• Aim:
Retype each record below word for word. Leave the pictures out.

• Record extracts:
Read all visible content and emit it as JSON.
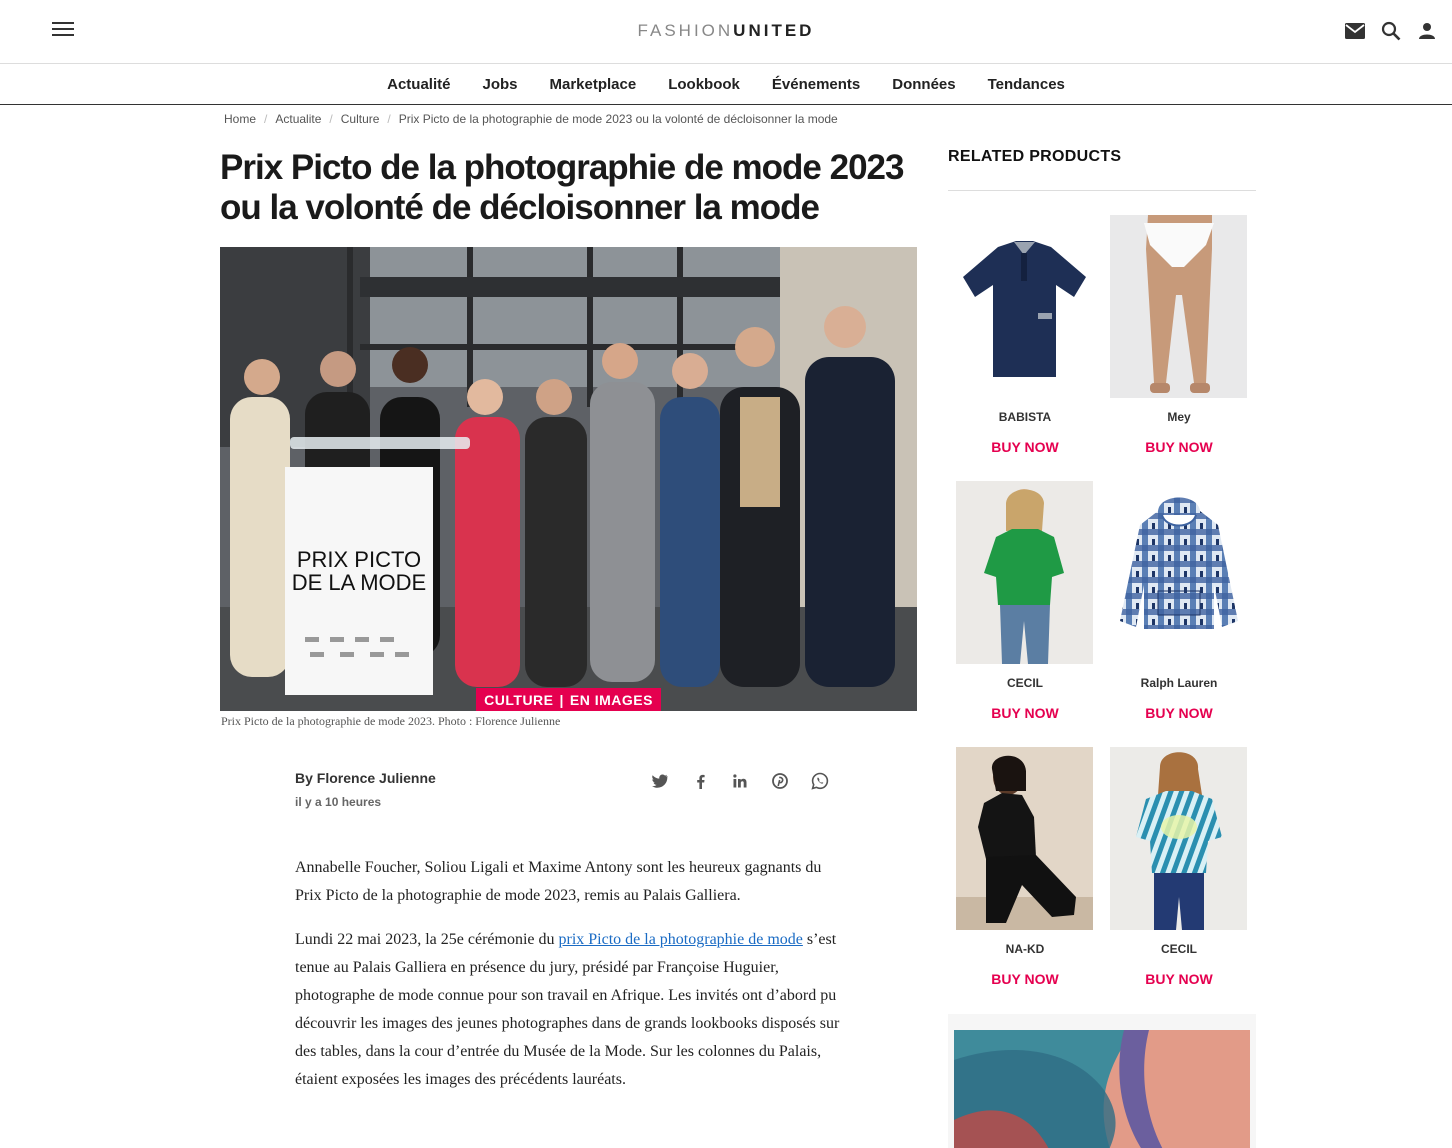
{
  "header": {
    "logo_light": "FASHION",
    "logo_bold": "UNITED",
    "icons": [
      "menu-icon",
      "mail-icon",
      "search-icon",
      "account-icon"
    ]
  },
  "nav": {
    "items": [
      "Actualité",
      "Jobs",
      "Marketplace",
      "Lookbook",
      "Événements",
      "Données",
      "Tendances"
    ]
  },
  "breadcrumb": {
    "items": [
      "Home",
      "Actualite",
      "Culture",
      "Prix Picto de la photographie de mode 2023 ou la volonté de décloisonner la mode"
    ]
  },
  "article": {
    "title": "Prix Picto de la photographie de mode 2023 ou la volonté de décloisonner la mode",
    "hero_tag_left": "CULTURE",
    "hero_tag_right": "EN IMAGES",
    "podium_sign_line1": "PRIX PICTO",
    "podium_sign_line2": "DE LA MODE",
    "caption": "Prix Picto de la photographie de mode 2023. Photo : Florence Julienne",
    "author": "By Florence Julienne",
    "time": "il y a 10 heures",
    "share_icons": [
      "twitter-icon",
      "facebook-icon",
      "linkedin-icon",
      "pinterest-icon",
      "whatsapp-icon"
    ],
    "p1": "Annabelle Foucher, Soliou Ligali et Maxime Antony sont les heureux gagnants du Prix Picto de la photographie de mode 2023, remis au Palais Galliera.",
    "p2_before": "Lundi 22 mai 2023, la 25e cérémonie du ",
    "p2_link": "prix Picto de la photographie de mode",
    "p2_after": " s’est tenue au Palais Galliera en présence du jury, présidé par Françoise Huguier, photographe de mode connue pour son travail en Afrique. Les invités ont d’abord pu découvrir les images des jeunes photographes dans de grands lookbooks disposés sur des tables, dans la cour d’entrée du Musée de la Mode. Sur les colonnes du Palais, étaient exposées les images des précédents lauréats."
  },
  "sidebar": {
    "title": "RELATED PRODUCTS",
    "buy_label": "BUY NOW",
    "products": [
      {
        "brand": "BABISTA"
      },
      {
        "brand": "Mey"
      },
      {
        "brand": "CECIL"
      },
      {
        "brand": "Ralph Lauren"
      },
      {
        "brand": "NA-KD"
      },
      {
        "brand": "CECIL"
      }
    ]
  },
  "colors": {
    "accent": "#e5004f",
    "link": "#1a6bc4"
  }
}
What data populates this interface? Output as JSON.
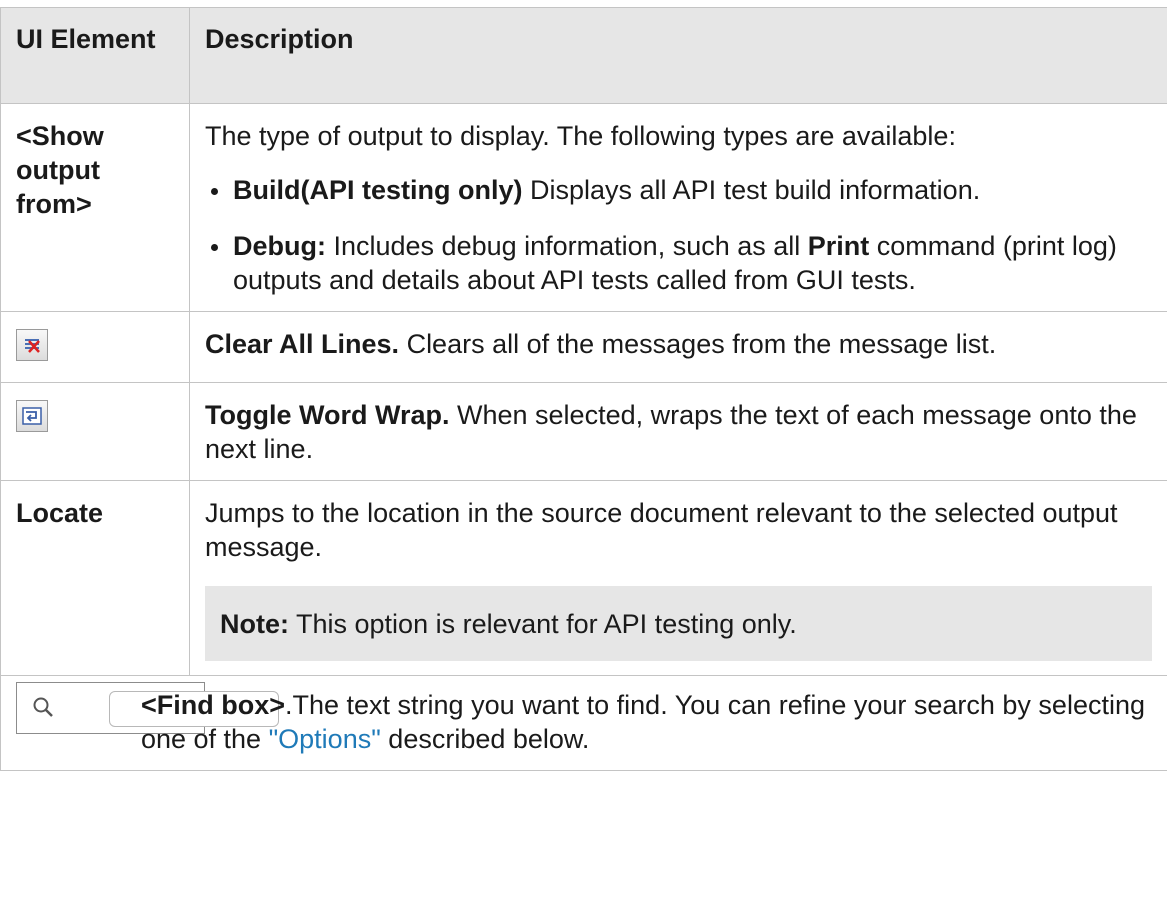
{
  "header": {
    "col_element": "UI Element",
    "col_description": "Description"
  },
  "rows": {
    "show_output": {
      "element": "<Show output from>",
      "intro": "The type of output to display. The following types are available:",
      "items": [
        {
          "bold": "Build(API testing only)",
          "text": " Displays all API test build information."
        },
        {
          "bold": "Debug:",
          "text": " Includes debug information, such as all ",
          "bold2": "Print",
          "text2": " command (print log) outputs and details about API tests called from GUI tests."
        }
      ]
    },
    "clear_all": {
      "icon": "clear-all-lines-icon",
      "bold": "Clear All Lines.",
      "text": " Clears all of the messages from the message list."
    },
    "word_wrap": {
      "icon": "toggle-word-wrap-icon",
      "bold": "Toggle Word Wrap.",
      "text": " When selected, wraps the text of each message onto the next line."
    },
    "locate": {
      "element": "Locate",
      "text": "Jumps to the location in the source document relevant to the selected output message.",
      "note_bold": "Note:",
      "note_text": " This option is relevant for API testing only."
    },
    "find": {
      "icon": "magnifier-icon",
      "bold": "<Find box>",
      "text": ".The text string you want to find. You can refine your search by selecting one of the ",
      "link": "\"Options\"",
      "text2": " described below."
    }
  },
  "colors": {
    "header_bg": "#e6e6e6",
    "link": "#1f7ab8",
    "border": "#c4c4c4"
  }
}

• Task solution:
Read all visible content and emit it as JSON.
{
  "header": {
    "logo_light": "FASHION",
    "logo_bold": "UNITED",
    "icons": [
      "menu-icon",
      "mail-icon",
      "search-icon",
      "account-icon"
    ]
  },
  "nav": {
    "items": [
      "Actualité",
      "Jobs",
      "Marketplace",
      "Lookbook",
      "Événements",
      "Données",
      "Tendances"
    ]
  },
  "breadcrumb": {
    "items": [
      "Home",
      "Actualite",
      "Culture",
      "Prix Picto de la photographie de mode 2023 ou la volonté de décloisonner la mode"
    ]
  },
  "article": {
    "title": "Prix Picto de la photographie de mode 2023 ou la volonté de décloisonner la mode",
    "hero_tag_left": "CULTURE",
    "hero_tag_right": "EN IMAGES",
    "podium_sign_line1": "PRIX PICTO",
    "podium_sign_line2": "DE LA MODE",
    "caption": "Prix Picto de la photographie de mode 2023. Photo : Florence Julienne",
    "author": "By Florence Julienne",
    "time": "il y a 10 heures",
    "share_icons": [
      "twitter-icon",
      "facebook-icon",
      "linkedin-icon",
      "pinterest-icon",
      "whatsapp-icon"
    ],
    "p1": "Annabelle Foucher, Soliou Ligali et Maxime Antony sont les heureux gagnants du Prix Picto de la photographie de mode 2023, remis au Palais Galliera.",
    "p2_before": "Lundi 22 mai 2023, la 25e cérémonie du ",
    "p2_link": "prix Picto de la photographie de mode",
    "p2_after": " s’est tenue au Palais Galliera en présence du jury, présidé par Françoise Huguier, photographe de mode connue pour son travail en Afrique. Les invités ont d’abord pu découvrir les images des jeunes photographes dans de grands lookbooks disposés sur des tables, dans la cour d’entrée du Musée de la Mode. Sur les colonnes du Palais, étaient exposées les images des précédents lauréats."
  },
  "sidebar": {
    "title": "RELATED PRODUCTS",
    "buy_label": "BUY NOW",
    "products": [
      {
        "brand": "BABISTA"
      },
      {
        "brand": "Mey"
      },
      {
        "brand": "CECIL"
      },
      {
        "brand": "Ralph Lauren"
      },
      {
        "brand": "NA-KD"
      },
      {
        "brand": "CECIL"
      }
    ]
  },
  "colors": {
    "accent": "#e5004f",
    "link": "#1a6bc4"
  }
}
What data populates this interface? Output as JSON.
{
  "header": {
    "col_element": "UI Element",
    "col_description": "Description"
  },
  "rows": {
    "show_output": {
      "element": "<Show output from>",
      "intro": "The type of output to display. The following types are available:",
      "items": [
        {
          "bold": "Build(API testing only)",
          "text": " Displays all API test build information."
        },
        {
          "bold": "Debug:",
          "text": " Includes debug information, such as all ",
          "bold2": "Print",
          "text2": " command (print log) outputs and details about API tests called from GUI tests."
        }
      ]
    },
    "clear_all": {
      "icon": "clear-all-lines-icon",
      "bold": "Clear All Lines.",
      "text": " Clears all of the messages from the message list."
    },
    "word_wrap": {
      "icon": "toggle-word-wrap-icon",
      "bold": "Toggle Word Wrap.",
      "text": " When selected, wraps the text of each message onto the next line."
    },
    "locate": {
      "element": "Locate",
      "text": "Jumps to the location in the source document relevant to the selected output message.",
      "note_bold": "Note:",
      "note_text": " This option is relevant for API testing only."
    },
    "find": {
      "icon": "magnifier-icon",
      "bold": "<Find box>",
      "text": ".The text string you want to find. You can refine your search by selecting one of the ",
      "link": "\"Options\"",
      "text2": " described below."
    }
  },
  "colors": {
    "header_bg": "#e6e6e6",
    "link": "#1f7ab8",
    "border": "#c4c4c4"
  }
}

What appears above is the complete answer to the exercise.